Draw out every line with the word "units" from the listing below.

## Extracted information
══════

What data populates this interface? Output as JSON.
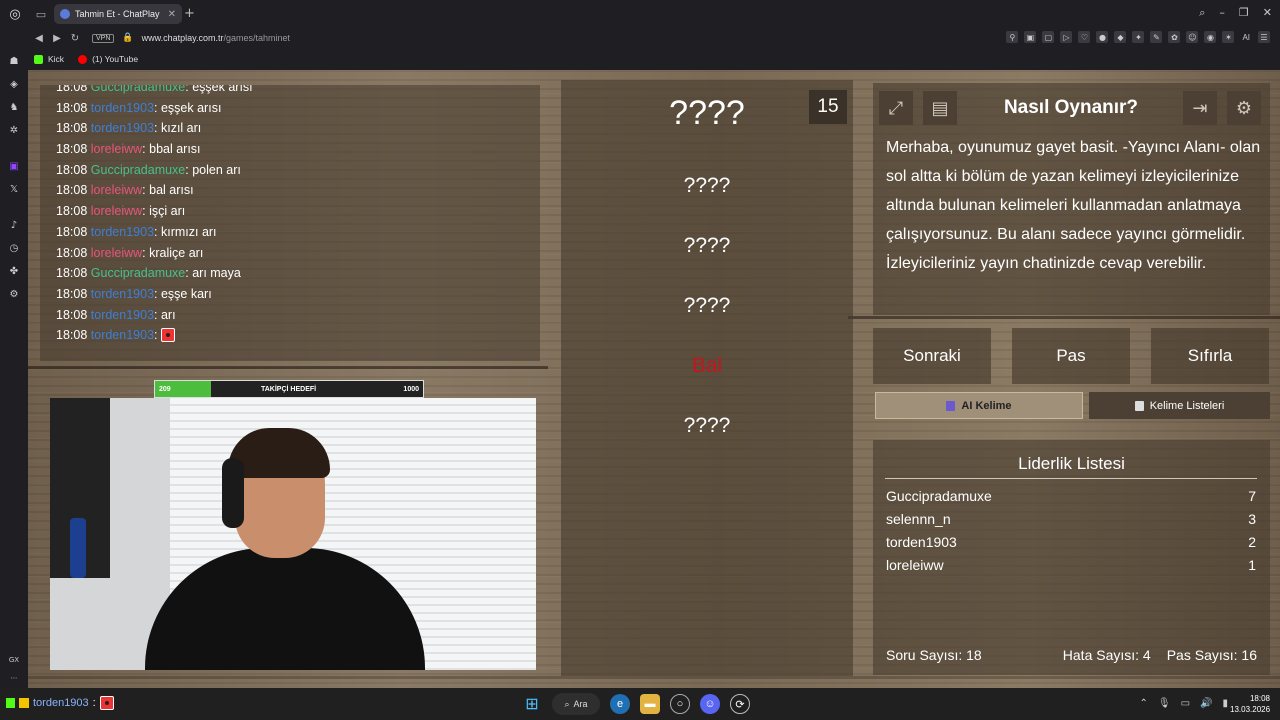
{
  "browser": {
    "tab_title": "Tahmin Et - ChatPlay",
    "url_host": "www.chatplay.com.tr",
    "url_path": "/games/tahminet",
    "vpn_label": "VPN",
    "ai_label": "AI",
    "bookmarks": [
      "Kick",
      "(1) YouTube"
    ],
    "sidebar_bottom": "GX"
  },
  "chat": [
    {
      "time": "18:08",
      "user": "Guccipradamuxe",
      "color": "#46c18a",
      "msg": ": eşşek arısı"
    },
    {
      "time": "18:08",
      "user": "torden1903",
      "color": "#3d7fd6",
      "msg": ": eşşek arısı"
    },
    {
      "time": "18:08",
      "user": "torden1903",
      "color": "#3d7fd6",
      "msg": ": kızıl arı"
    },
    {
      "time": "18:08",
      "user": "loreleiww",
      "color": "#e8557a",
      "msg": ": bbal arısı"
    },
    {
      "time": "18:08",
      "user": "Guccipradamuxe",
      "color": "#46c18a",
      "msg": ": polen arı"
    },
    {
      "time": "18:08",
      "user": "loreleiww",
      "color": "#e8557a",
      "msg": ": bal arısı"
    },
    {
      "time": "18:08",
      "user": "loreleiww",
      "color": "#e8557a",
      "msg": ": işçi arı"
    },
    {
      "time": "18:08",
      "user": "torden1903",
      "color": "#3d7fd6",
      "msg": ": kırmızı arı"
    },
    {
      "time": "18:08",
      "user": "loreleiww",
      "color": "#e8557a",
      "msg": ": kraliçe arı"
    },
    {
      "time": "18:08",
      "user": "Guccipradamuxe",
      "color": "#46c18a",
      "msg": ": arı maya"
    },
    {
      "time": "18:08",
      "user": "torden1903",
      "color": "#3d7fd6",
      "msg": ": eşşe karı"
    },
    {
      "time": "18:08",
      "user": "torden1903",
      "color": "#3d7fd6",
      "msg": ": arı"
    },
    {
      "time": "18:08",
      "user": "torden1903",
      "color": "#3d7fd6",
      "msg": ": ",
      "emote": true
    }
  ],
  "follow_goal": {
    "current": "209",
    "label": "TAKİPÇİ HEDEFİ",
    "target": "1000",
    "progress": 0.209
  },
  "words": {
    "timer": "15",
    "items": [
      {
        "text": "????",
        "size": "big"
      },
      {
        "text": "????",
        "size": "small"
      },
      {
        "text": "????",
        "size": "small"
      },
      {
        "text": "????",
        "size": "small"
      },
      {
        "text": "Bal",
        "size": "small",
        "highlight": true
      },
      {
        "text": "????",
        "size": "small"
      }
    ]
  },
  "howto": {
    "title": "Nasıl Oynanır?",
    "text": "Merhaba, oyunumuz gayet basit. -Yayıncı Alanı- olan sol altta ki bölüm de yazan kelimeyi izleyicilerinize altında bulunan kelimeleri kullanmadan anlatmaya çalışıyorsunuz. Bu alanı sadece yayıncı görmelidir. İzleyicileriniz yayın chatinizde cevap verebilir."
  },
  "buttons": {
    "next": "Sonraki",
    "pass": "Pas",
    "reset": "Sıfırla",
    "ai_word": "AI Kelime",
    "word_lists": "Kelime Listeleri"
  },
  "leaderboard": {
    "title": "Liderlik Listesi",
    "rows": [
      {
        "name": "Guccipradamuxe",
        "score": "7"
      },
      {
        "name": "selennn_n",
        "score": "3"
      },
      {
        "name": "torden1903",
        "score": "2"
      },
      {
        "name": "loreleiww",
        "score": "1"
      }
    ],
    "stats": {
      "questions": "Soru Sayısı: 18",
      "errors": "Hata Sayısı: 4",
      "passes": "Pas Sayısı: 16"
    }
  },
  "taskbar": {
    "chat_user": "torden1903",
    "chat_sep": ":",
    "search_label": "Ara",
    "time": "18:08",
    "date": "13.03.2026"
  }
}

══════

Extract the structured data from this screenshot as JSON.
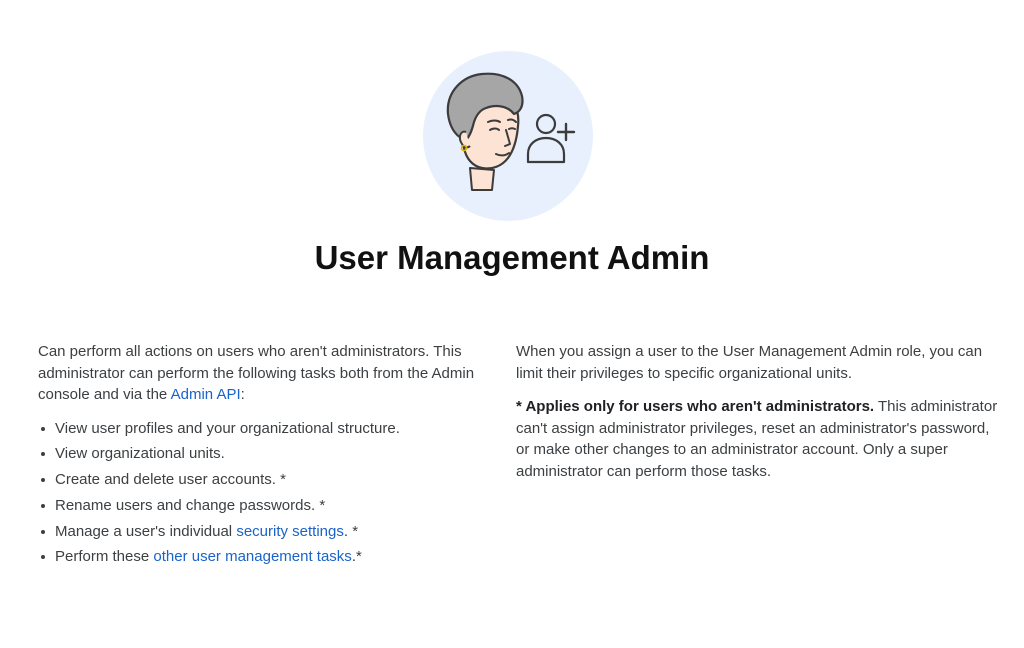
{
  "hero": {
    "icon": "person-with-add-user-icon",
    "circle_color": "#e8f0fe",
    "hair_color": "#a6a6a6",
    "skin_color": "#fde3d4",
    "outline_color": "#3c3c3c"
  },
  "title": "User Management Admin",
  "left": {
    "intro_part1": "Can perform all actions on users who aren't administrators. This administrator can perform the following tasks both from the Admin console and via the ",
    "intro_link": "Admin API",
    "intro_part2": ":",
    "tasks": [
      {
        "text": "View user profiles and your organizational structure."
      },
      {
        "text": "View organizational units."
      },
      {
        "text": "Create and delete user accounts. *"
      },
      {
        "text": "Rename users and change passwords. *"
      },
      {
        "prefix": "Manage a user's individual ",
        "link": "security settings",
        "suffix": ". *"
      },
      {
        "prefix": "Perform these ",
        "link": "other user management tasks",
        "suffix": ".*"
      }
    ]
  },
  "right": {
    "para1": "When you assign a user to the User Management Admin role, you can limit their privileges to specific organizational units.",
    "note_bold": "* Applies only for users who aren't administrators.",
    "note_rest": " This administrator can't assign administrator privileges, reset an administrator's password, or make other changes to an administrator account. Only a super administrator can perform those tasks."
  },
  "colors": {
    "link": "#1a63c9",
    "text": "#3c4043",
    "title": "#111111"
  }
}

══════

## Result of the exercise
        "text": "View organizational units."
    "para1": "When you assign a user to the User Management Admin role, you can limit their privileges to specific organizational units.",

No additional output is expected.